◆ PROBLEM TO SOLVE:
Are you able to retype all the records below exactly?

◆ DATASET RECORDS:
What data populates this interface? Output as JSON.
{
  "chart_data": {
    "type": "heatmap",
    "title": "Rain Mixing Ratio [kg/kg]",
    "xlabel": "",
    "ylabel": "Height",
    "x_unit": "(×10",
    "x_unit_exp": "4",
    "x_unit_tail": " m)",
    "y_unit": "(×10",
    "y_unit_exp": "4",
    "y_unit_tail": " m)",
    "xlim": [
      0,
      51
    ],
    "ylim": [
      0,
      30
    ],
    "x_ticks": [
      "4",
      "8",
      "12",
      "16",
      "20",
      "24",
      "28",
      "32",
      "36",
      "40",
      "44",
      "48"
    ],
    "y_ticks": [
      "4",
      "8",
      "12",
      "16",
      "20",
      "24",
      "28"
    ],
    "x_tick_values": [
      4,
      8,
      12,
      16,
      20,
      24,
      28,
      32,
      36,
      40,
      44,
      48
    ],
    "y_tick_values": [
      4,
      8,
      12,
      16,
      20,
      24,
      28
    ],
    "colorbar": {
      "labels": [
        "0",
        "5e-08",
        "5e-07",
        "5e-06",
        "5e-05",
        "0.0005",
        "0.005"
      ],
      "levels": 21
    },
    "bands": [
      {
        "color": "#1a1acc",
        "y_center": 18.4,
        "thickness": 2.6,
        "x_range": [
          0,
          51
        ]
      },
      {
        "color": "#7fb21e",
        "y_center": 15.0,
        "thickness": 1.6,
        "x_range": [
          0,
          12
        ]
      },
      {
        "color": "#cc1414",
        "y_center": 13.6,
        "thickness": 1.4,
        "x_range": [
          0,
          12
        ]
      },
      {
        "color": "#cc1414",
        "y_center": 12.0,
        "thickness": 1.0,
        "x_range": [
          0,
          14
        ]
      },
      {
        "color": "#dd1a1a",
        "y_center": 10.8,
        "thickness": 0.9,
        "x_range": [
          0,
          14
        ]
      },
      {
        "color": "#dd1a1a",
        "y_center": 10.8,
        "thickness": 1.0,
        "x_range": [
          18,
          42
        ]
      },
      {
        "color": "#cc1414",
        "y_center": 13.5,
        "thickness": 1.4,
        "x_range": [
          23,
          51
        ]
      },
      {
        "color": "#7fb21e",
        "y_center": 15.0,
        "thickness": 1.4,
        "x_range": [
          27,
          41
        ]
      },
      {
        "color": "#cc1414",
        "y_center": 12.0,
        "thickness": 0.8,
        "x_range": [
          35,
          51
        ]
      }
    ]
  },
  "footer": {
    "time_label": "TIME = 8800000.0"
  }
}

◆ RESPONSE TO THE EXERCISE:
What data populates this interface? Output as JSON.
{
  "chart_data": {
    "type": "heatmap",
    "title": "Rain Mixing Ratio [kg/kg]",
    "xlabel": "",
    "ylabel": "Height",
    "x_unit": "(×10",
    "x_unit_exp": "4",
    "x_unit_tail": " m)",
    "y_unit": "(×10",
    "y_unit_exp": "4",
    "y_unit_tail": " m)",
    "xlim": [
      0,
      51
    ],
    "ylim": [
      0,
      30
    ],
    "x_ticks": [
      "4",
      "8",
      "12",
      "16",
      "20",
      "24",
      "28",
      "32",
      "36",
      "40",
      "44",
      "48"
    ],
    "y_ticks": [
      "4",
      "8",
      "12",
      "16",
      "20",
      "24",
      "28"
    ],
    "x_tick_values": [
      4,
      8,
      12,
      16,
      20,
      24,
      28,
      32,
      36,
      40,
      44,
      48
    ],
    "y_tick_values": [
      4,
      8,
      12,
      16,
      20,
      24,
      28
    ],
    "colorbar": {
      "labels": [
        "0",
        "5e-08",
        "5e-07",
        "5e-06",
        "5e-05",
        "0.0005",
        "0.005"
      ],
      "levels": 21
    },
    "bands": [
      {
        "color": "#1a1acc",
        "y_center": 18.4,
        "thickness": 2.6,
        "x_range": [
          0,
          51
        ]
      },
      {
        "color": "#7fb21e",
        "y_center": 15.0,
        "thickness": 1.6,
        "x_range": [
          0,
          12
        ]
      },
      {
        "color": "#cc1414",
        "y_center": 13.6,
        "thickness": 1.4,
        "x_range": [
          0,
          12
        ]
      },
      {
        "color": "#cc1414",
        "y_center": 12.0,
        "thickness": 1.0,
        "x_range": [
          0,
          14
        ]
      },
      {
        "color": "#dd1a1a",
        "y_center": 10.8,
        "thickness": 0.9,
        "x_range": [
          0,
          14
        ]
      },
      {
        "color": "#dd1a1a",
        "y_center": 10.8,
        "thickness": 1.0,
        "x_range": [
          18,
          42
        ]
      },
      {
        "color": "#cc1414",
        "y_center": 13.5,
        "thickness": 1.4,
        "x_range": [
          23,
          51
        ]
      },
      {
        "color": "#7fb21e",
        "y_center": 15.0,
        "thickness": 1.4,
        "x_range": [
          27,
          41
        ]
      },
      {
        "color": "#cc1414",
        "y_center": 12.0,
        "thickness": 0.8,
        "x_range": [
          35,
          51
        ]
      }
    ]
  },
  "footer": {
    "time_label": "TIME = 8800000.0"
  }
}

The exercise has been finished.